═════ Supplied entries

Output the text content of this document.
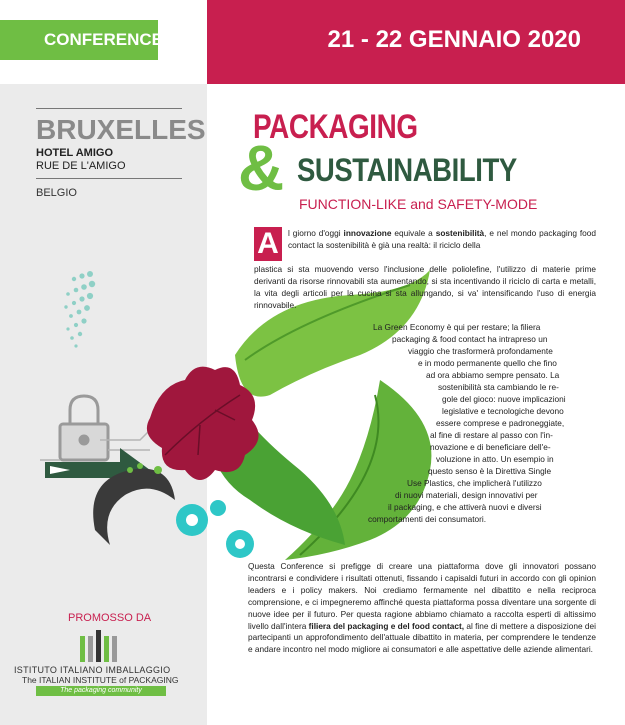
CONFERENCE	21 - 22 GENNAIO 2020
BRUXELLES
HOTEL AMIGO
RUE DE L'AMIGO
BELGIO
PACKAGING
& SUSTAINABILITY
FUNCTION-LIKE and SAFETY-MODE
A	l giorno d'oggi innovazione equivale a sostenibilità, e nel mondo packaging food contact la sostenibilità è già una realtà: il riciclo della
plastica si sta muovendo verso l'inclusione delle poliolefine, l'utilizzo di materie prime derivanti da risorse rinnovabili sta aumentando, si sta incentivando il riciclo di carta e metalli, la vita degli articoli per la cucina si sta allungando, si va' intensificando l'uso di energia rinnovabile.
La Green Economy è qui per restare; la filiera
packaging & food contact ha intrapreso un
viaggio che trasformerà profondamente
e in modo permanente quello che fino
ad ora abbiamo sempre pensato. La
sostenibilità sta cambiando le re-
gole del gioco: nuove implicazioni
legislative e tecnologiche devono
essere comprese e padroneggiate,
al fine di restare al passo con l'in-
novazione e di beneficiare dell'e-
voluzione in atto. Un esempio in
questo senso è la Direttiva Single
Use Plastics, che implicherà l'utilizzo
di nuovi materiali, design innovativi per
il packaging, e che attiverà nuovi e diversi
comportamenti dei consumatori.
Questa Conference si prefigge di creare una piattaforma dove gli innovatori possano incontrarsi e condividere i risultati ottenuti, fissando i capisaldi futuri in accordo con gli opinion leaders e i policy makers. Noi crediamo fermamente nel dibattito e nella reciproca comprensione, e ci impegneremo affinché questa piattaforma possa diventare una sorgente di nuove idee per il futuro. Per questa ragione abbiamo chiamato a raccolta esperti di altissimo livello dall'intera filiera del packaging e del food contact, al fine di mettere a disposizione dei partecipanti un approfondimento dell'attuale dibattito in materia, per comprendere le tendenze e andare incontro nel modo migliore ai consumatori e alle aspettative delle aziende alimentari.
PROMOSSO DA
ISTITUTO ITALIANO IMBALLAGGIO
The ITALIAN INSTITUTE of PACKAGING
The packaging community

══════════
═════ Supplied entries

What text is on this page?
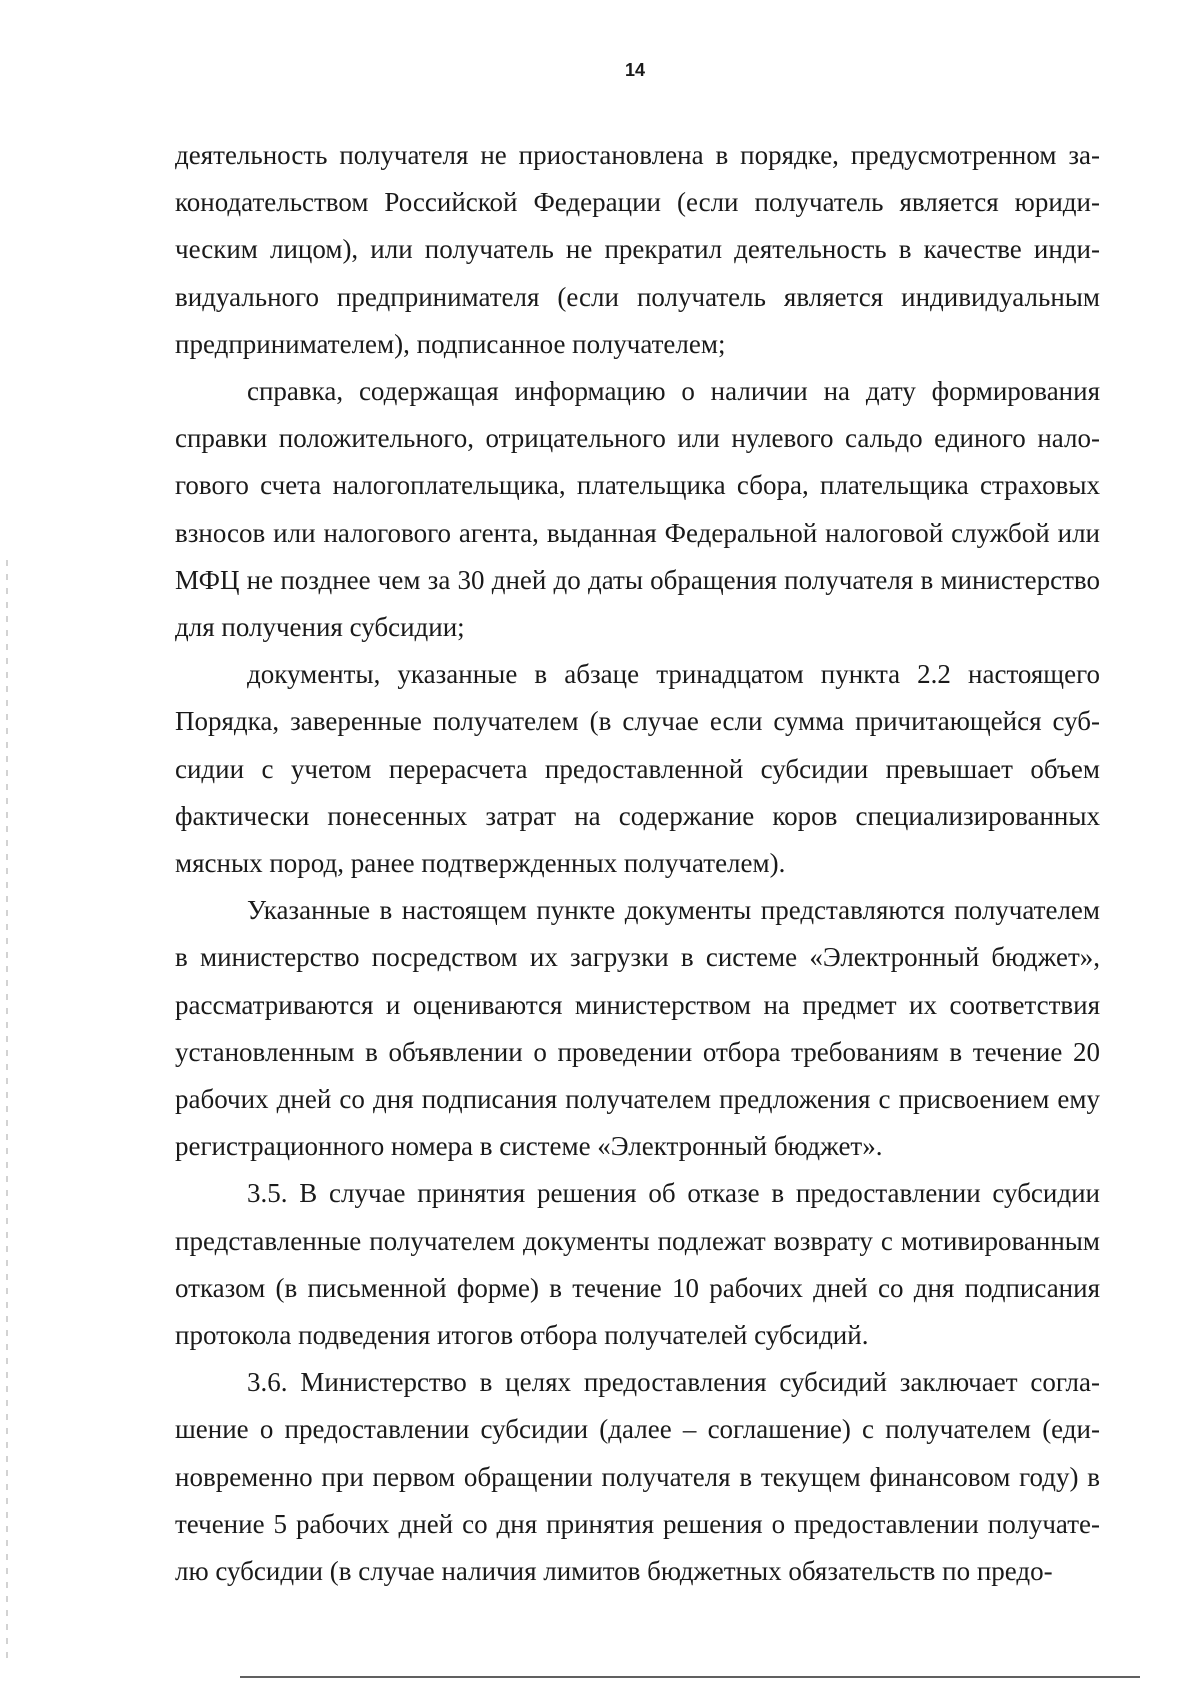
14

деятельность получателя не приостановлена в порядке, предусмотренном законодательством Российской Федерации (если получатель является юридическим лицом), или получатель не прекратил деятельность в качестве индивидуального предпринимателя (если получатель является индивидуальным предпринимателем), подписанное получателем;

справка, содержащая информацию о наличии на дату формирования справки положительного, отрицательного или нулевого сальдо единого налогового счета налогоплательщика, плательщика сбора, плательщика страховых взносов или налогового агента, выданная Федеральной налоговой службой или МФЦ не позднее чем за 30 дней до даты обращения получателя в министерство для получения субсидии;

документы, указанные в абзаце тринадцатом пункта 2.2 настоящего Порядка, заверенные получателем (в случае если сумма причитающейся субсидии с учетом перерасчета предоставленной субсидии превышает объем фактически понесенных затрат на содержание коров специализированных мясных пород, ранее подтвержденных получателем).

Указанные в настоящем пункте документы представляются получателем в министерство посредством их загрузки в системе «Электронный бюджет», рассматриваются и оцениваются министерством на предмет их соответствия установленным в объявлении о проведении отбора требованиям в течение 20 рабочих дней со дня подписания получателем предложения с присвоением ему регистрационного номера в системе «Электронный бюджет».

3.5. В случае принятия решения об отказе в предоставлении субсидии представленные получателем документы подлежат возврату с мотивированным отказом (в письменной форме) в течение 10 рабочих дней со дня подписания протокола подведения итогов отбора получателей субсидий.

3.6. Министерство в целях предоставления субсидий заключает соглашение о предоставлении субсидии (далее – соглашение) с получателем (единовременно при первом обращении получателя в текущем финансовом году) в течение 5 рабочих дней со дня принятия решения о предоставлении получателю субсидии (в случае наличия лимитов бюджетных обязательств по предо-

══════════

Goal
From the listing above, collect each line in which the string "this" appears.

Complete output
Output the text content of this document.
What text is on this page?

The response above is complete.